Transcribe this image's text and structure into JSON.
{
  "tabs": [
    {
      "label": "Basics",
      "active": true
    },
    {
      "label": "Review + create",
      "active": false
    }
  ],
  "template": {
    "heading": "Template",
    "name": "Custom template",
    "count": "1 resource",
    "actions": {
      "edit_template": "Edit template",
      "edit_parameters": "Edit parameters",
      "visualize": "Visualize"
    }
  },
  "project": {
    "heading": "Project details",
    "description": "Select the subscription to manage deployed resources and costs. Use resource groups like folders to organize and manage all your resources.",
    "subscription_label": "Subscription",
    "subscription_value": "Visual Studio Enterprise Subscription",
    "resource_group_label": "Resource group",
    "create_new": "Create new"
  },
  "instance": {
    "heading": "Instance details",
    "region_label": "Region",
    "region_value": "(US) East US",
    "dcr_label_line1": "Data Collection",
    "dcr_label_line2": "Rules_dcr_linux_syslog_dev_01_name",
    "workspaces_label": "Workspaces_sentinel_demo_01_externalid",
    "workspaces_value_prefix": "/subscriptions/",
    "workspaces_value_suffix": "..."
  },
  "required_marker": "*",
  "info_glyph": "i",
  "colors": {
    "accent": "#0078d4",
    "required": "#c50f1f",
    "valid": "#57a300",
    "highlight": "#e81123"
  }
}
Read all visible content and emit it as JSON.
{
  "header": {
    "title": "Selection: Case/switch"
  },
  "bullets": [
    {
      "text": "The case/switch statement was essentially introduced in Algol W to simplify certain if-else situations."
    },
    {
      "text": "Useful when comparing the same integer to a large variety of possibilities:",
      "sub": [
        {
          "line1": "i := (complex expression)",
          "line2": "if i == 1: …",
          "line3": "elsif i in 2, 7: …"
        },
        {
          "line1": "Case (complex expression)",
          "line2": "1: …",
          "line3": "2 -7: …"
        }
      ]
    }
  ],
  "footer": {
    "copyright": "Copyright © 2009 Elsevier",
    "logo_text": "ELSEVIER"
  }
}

----------

■ WORK TO BE COMPLETED ■
Reproduce the data in its entirety, matching each character.

■ WRITTEN ANSWER ■
Transcribe this image's text and structure into JSON.
{
  "tabs": [
    {
      "label": "Basics",
      "active": true
    },
    {
      "label": "Review + create",
      "active": false
    }
  ],
  "template": {
    "heading": "Template",
    "name": "Custom template",
    "count": "1 resource",
    "actions": {
      "edit_template": "Edit template",
      "edit_parameters": "Edit parameters",
      "visualize": "Visualize"
    }
  },
  "project": {
    "heading": "Project details",
    "description": "Select the subscription to manage deployed resources and costs. Use resource groups like folders to organize and manage all your resources.",
    "subscription_label": "Subscription",
    "subscription_value": "Visual Studio Enterprise Subscription",
    "resource_group_label": "Resource group",
    "create_new": "Create new"
  },
  "instance": {
    "heading": "Instance details",
    "region_label": "Region",
    "region_value": "(US) East US",
    "dcr_label_line1": "Data Collection",
    "dcr_label_line2": "Rules_dcr_linux_syslog_dev_01_name",
    "workspaces_label": "Workspaces_sentinel_demo_01_externalid",
    "workspaces_value_prefix": "/subscriptions/",
    "workspaces_value_suffix": "..."
  },
  "required_marker": "*",
  "info_glyph": "i",
  "colors": {
    "accent": "#0078d4",
    "required": "#c50f1f",
    "valid": "#57a300",
    "highlight": "#e81123"
  }
}
Read all visible content and emit it as JSON.
{
  "header": {
    "title": "Selection: Case/switch"
  },
  "bullets": [
    {
      "text": "The case/switch statement was essentially introduced in Algol W to simplify certain if-else situations."
    },
    {
      "text": "Useful when comparing the same integer to a large variety of possibilities:",
      "sub": [
        {
          "line1": "i := (complex expression)",
          "line2": "if i == 1: …",
          "line3": "elsif i in 2, 7: …"
        },
        {
          "line1": "Case (complex expression)",
          "line2": "1: …",
          "line3": "2 -7: …"
        }
      ]
    }
  ],
  "footer": {
    "copyright": "Copyright © 2009 Elsevier",
    "logo_text": "ELSEVIER"
  }
}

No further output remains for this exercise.